ComputerWire: IT Industry Intelligence

Storage management software specialist Veritas Software Corp has dipped into its sizeable cash reserves to buy two companies which despite appearances it insists are not systems management companies.

The Mountain View, California-based company is acquiring application performance and availability management vendor Precise Software Solutions Inc for $537m and server provisioning software vendor Jareva Technologies Inc for around $62m in cash. Depending on the preferences of Precise's current stockholders, the two deals in total will cost Veritas up to $460m in cash from its total current cash holding of $2bn which it says is growing at $100m every month.

Through the two deals Veritas will add Jareva's BladeForce Management Suite, OpForce IT Automation Suite and Elemental Server products to its portfolio, as well as Precise's numerous application performance monitoring and storage resource management software packages.

Among Precise's portfolio are the Insight response time measurement and Savvy proactive management products, as well as Indepth performance management products for IBM Corp's DB2, Oracle Corp's eponymous database management system and Microsoft Corp's SQL Server.

The company also produces the Interpoint monitoring software for e-business application suites from Oracle, PeopleSoft Inc and SAP AG, Inform performance reporting and analysis applications, and storage resource management software for IBM's Shark, Hitachi Data System's Lightning and Thunder and Hewlett Packard Co's StorageWorks storage systems.

Jareva, meanwhile is a two and a half year old server provisioning specialist based in Sunnyvale, California. Its BladeForce Management Suite, released in June 2002 is designed to bring discovery, provisioning, deployment and management capabilities to blade server environments. Before the release of BladeForce the company focused on the OpForce suite for provisioning multi-platform environments and Elemental Server abstraction and integration server.

Server provisioning and application tuning are not systems management areas, Veritas insisted. While Veritas' existing clustering and availability software is about stopping systems from going down, Precise's software is about stopping systems from slowing down. As for the software being acquired with Jareva, Chris Hagerman, senior vice president of strategic operations at Veritas said: "I'd look at the distinction being that what we're doing is automating the actions you need to optimize performance and availability, as opposed to the discovery and monitoring of most systems management applications."

Listed records:
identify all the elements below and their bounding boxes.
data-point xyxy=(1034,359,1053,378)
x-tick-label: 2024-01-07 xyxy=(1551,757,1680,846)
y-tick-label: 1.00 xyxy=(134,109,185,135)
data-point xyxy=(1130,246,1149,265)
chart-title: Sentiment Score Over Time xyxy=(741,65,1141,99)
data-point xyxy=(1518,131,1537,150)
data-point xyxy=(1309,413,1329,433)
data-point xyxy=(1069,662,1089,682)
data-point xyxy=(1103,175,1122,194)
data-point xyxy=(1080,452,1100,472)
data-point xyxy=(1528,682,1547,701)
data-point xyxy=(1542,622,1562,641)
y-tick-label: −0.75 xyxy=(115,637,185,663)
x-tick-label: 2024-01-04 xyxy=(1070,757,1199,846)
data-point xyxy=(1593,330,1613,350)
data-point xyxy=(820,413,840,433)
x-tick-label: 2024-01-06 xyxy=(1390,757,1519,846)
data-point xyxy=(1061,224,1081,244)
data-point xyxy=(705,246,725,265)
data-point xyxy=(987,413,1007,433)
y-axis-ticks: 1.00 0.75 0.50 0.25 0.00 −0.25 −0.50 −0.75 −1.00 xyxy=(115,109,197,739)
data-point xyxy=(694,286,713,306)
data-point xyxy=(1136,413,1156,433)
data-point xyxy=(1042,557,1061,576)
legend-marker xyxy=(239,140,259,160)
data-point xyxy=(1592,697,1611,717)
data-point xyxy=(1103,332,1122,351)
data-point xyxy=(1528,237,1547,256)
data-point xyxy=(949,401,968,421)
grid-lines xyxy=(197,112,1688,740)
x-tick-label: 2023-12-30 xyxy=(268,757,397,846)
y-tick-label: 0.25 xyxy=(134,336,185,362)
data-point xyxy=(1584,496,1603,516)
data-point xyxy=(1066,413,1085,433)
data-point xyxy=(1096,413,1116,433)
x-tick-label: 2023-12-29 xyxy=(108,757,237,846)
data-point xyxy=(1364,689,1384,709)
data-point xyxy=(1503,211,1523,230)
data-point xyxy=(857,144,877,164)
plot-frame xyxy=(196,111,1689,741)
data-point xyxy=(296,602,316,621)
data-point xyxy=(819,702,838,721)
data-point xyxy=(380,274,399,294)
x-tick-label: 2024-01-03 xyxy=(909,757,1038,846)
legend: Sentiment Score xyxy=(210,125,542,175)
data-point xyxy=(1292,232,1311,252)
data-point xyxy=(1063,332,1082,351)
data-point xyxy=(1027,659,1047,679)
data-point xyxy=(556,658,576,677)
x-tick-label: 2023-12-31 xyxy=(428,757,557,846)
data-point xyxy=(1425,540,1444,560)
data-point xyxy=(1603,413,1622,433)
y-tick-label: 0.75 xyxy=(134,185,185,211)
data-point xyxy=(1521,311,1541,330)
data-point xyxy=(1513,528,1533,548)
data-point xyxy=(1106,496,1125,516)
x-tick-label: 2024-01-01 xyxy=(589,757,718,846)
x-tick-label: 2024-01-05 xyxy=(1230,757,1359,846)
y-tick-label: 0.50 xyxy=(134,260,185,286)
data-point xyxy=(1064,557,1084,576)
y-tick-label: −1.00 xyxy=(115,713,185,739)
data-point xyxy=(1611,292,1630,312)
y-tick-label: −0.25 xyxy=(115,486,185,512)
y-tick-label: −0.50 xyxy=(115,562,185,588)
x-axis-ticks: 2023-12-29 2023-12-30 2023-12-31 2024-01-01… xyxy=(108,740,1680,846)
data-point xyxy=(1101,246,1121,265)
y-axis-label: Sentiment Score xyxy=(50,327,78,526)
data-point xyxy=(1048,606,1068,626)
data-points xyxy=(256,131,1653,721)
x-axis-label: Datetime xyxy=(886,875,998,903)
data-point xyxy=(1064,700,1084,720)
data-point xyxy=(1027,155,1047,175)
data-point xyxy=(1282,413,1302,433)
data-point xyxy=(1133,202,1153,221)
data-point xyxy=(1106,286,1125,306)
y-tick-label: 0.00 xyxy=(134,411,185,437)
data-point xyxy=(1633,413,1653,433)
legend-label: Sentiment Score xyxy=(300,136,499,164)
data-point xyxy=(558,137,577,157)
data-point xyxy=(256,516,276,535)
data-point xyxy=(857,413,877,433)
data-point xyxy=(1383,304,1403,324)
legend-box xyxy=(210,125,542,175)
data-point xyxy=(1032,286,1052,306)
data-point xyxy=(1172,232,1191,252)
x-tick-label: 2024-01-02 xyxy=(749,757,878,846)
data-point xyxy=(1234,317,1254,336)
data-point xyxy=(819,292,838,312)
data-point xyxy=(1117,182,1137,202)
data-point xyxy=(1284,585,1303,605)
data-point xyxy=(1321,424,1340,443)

Exercise:
Repeat a passage of the Veritas acquisitions article word for word, starting at the words "Among Precise's portfolio" and stopping after "Corp's SQL Server.". This data isn't needed for the work here.

Reply to the task:
Among Precise's portfolio are the Insight response time measurement and Savvy proactive management products, as well as Indepth performance management products for IBM Corp's DB2, Oracle Corp's eponymous database management system and Microsoft Corp's SQL Server.